• **Task goal**
Your task is to copy each line that has the word "相约永久".

• **Provided information**
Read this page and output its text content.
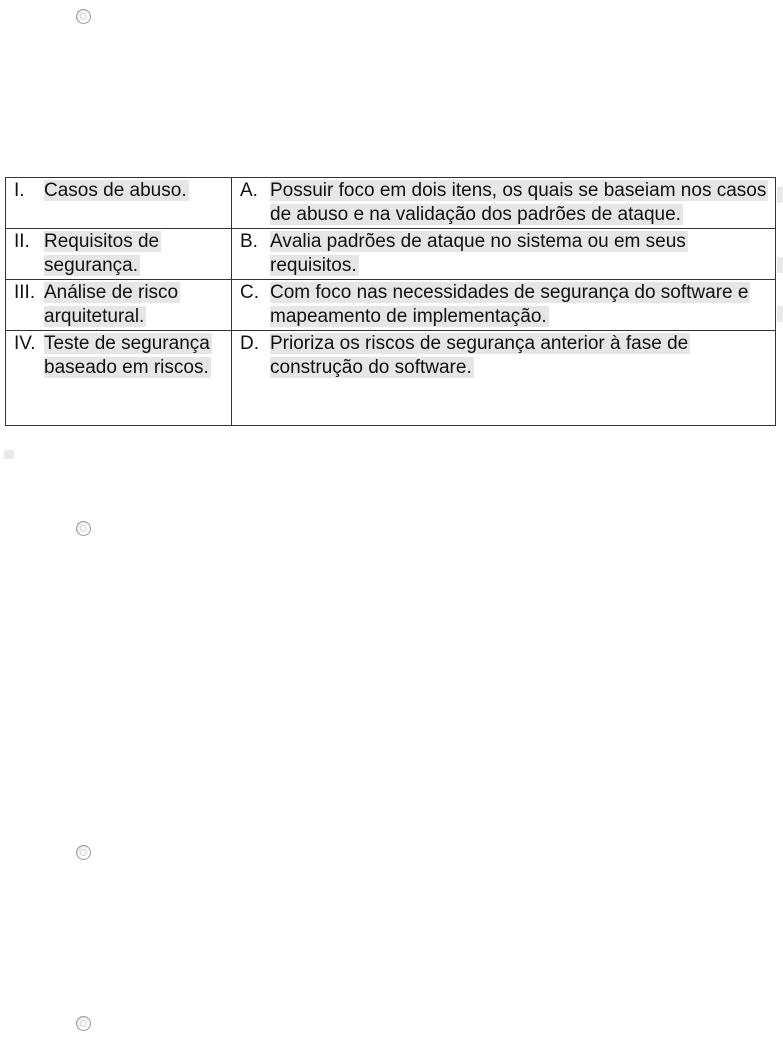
I. Casos de abuso.	A. Possuir foco em dois itens, os quais se baseiam nos casos de abuso e na validação dos padrões de ataque.

II. Requisitos de segurança.	B. Avalia padrões de ataque no sistema ou em seus requisitos.

III. Análise de risco arquitetural.	C. Com foco nas necessidades de segurança do software e mapeamento de implementação.

IV. Teste de segurança baseado em riscos.	D. Prioriza os riscos de segurança anterior à fase de construção do software.
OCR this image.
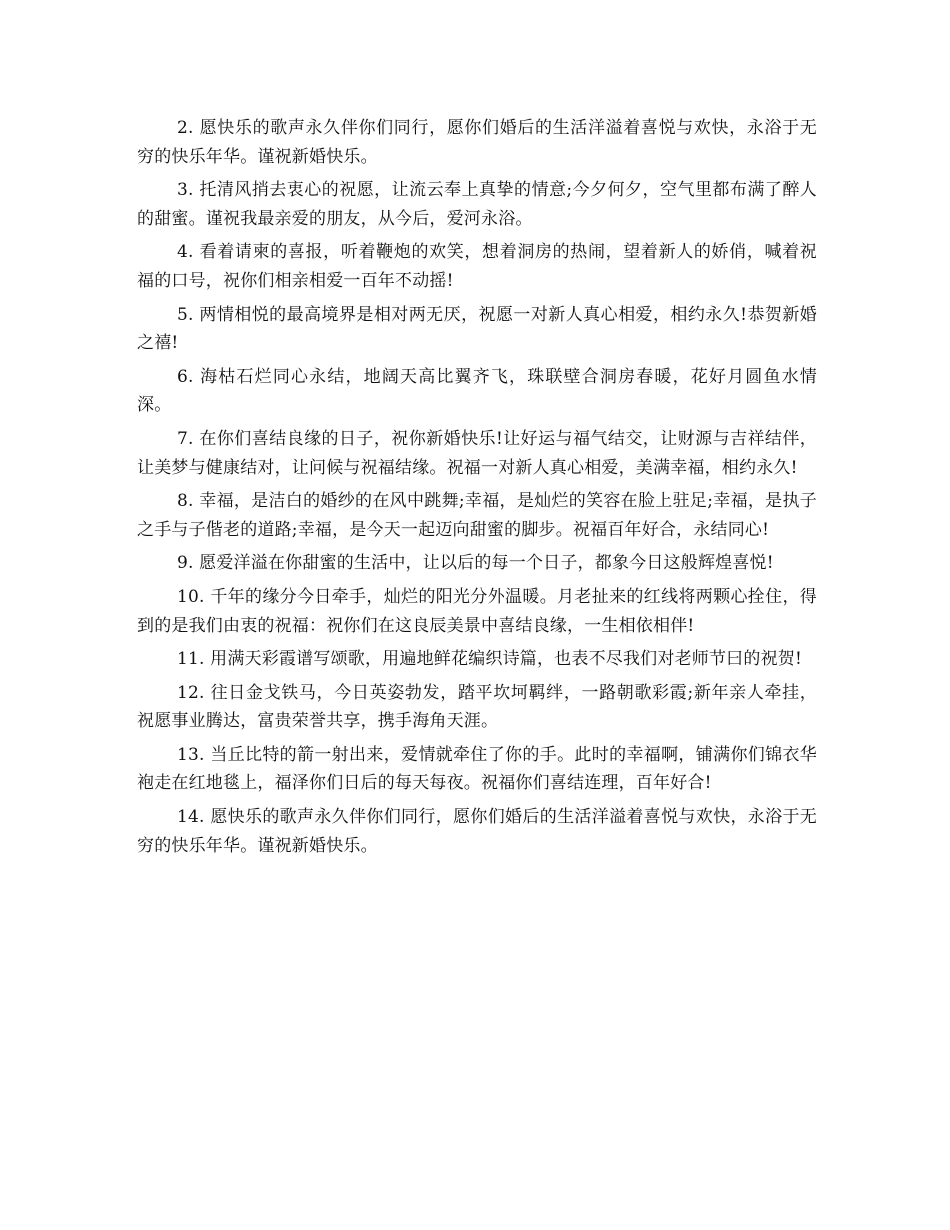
2. 愿快乐的歌声永久伴你们同行，愿你们婚后的生活洋溢着喜悦与欢快，永浴于无穷的快乐年华。谨祝新婚快乐。

3. 托清风捎去衷心的祝愿，让流云奉上真挚的情意;今夕何夕，空气里都布满了醉人的甜蜜。谨祝我最亲爱的朋友，从今后，爱河永浴。

4. 看着请柬的喜报，听着鞭炮的欢笑，想着洞房的热闹，望着新人的娇俏，喊着祝福的口号，祝你们相亲相爱一百年不动摇!

5. 两情相悦的最高境界是相对两无厌，祝愿一对新人真心相爱，相约永久!恭贺新婚之禧!

6. 海枯石烂同心永结，地阔天高比翼齐飞，珠联壁合洞房春暖，花好月圆鱼水情深。

7. 在你们喜结良缘的日子，祝你新婚快乐!让好运与福气结交，让财源与吉祥结伴，让美梦与健康结对，让问候与祝福结缘。祝福一对新人真心相爱，美满幸福，相约永久!

8. 幸福，是洁白的婚纱的在风中跳舞;幸福，是灿烂的笑容在脸上驻足;幸福，是执子之手与子偕老的道路;幸福，是今天一起迈向甜蜜的脚步。祝福百年好合，永结同心!

9. 愿爱洋溢在你甜蜜的生活中，让以后的每一个日子，都象今日这般辉煌喜悦!

10. 千年的缘分今日牵手，灿烂的阳光分外温暖。月老扯来的红线将两颗心拴住，得到的是我们由衷的祝福：祝你们在这良辰美景中喜结良缘，一生相依相伴!

11. 用满天彩霞谱写颂歌，用遍地鲜花编织诗篇，也表不尽我们对老师节曰的祝贺!

12. 往日金戈铁马，今日英姿勃发，踏平坎坷羁绊，一路朝歌彩霞;新年亲人牵挂，祝愿事业腾达，富贵荣誉共享，携手海角天涯。

13. 当丘比特的箭一射出来，爱情就牵住了你的手。此时的幸福啊，铺满你们锦衣华袍走在红地毯上，福泽你们日后的每天每夜。祝福你们喜结连理，百年好合!

14. 愿快乐的歌声永久伴你们同行，愿你们婚后的生活洋溢着喜悦与欢快，永浴于无穷的快乐年华。谨祝新婚快乐。
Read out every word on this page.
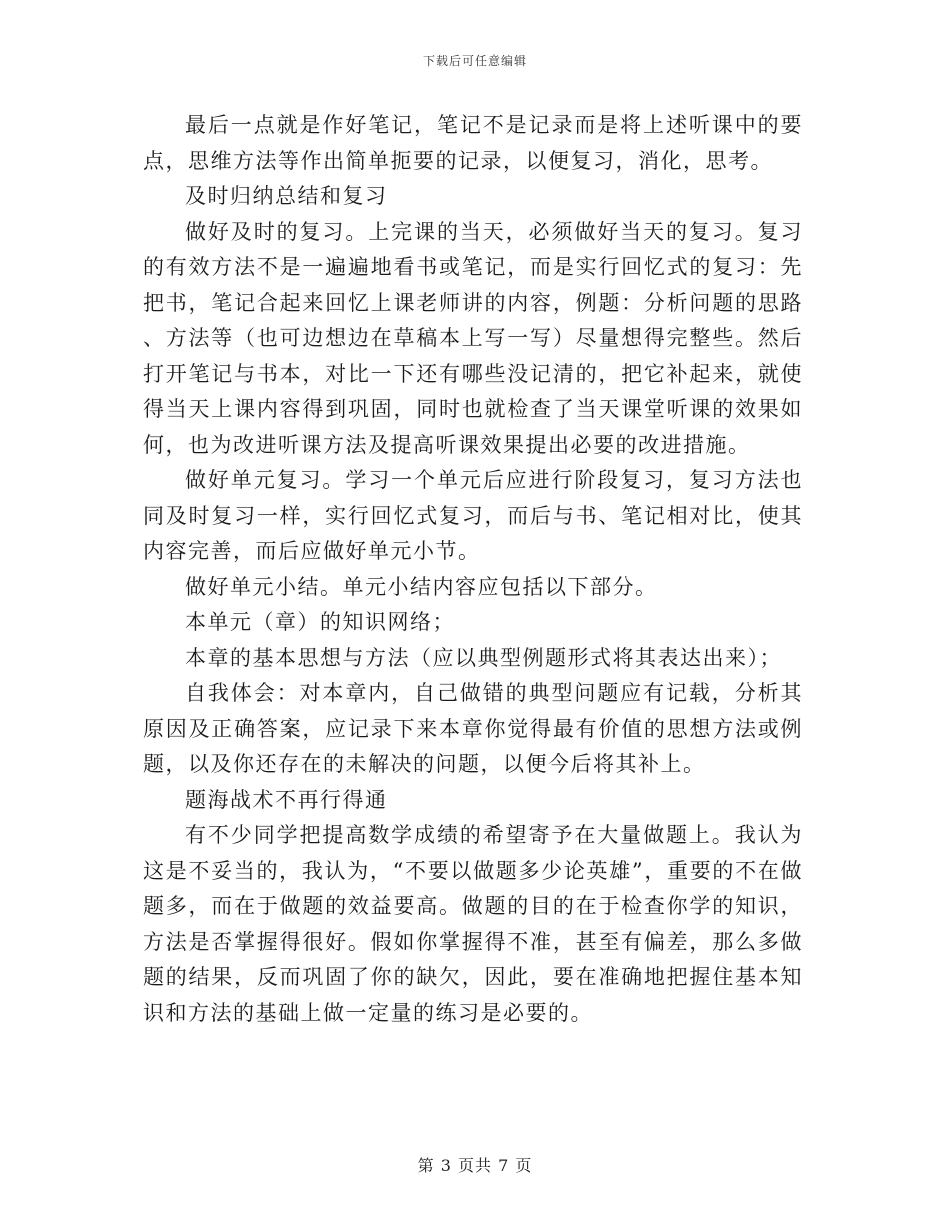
下载后可任意编辑

最后一点就是作好笔记，笔记不是记录而是将上述听课中的要点，思维方法等作出简单扼要的记录，以便复习，消化，思考。

及时归纳总结和复习

做好及时的复习。上完课的当天，必须做好当天的复习。复习的有效方法不是一遍遍地看书或笔记，而是实行回忆式的复习：先把书，笔记合起来回忆上课老师讲的内容，例题：分析问题的思路、方法等（也可边想边在草稿本上写一写）尽量想得完整些。然后打开笔记与书本，对比一下还有哪些没记清的，把它补起来，就使得当天上课内容得到巩固，同时也就检查了当天课堂听课的效果如何，也为改进听课方法及提高听课效果提出必要的改进措施。

做好单元复习。学习一个单元后应进行阶段复习，复习方法也同及时复习一样，实行回忆式复习，而后与书、笔记相对比，使其内容完善，而后应做好单元小节。

做好单元小结。单元小结内容应包括以下部分。

本单元（章）的知识网络；

本章的基本思想与方法（应以典型例题形式将其表达出来）；

自我体会：对本章内，自己做错的典型问题应有记载，分析其原因及正确答案，应记录下来本章你觉得最有价值的思想方法或例题，以及你还存在的未解决的问题，以便今后将其补上。

题海战术不再行得通

有不少同学把提高数学成绩的希望寄予在大量做题上。我认为这是不妥当的，我认为，“不要以做题多少论英雄”，重要的不在做题多，而在于做题的效益要高。做题的目的在于检查你学的知识，方法是否掌握得很好。假如你掌握得不准，甚至有偏差，那么多做题的结果，反而巩固了你的缺欠，因此，要在准确地把握住基本知识和方法的基础上做一定量的练习是必要的。

第 3 页共 7 页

• **Exercise output**
5. 两情相悦的最高境界是相对两无厌，祝愿一对新人真心相爱，相约永久!恭贺新婚之禧!
7. 在你们喜结良缘的日子，祝你新婚快乐!让好运与福气结交，让财源与吉祥结伴，让美梦与健康结对，让问候与祝福结缘。祝福一对新人真心相爱，美满幸福，相约永久!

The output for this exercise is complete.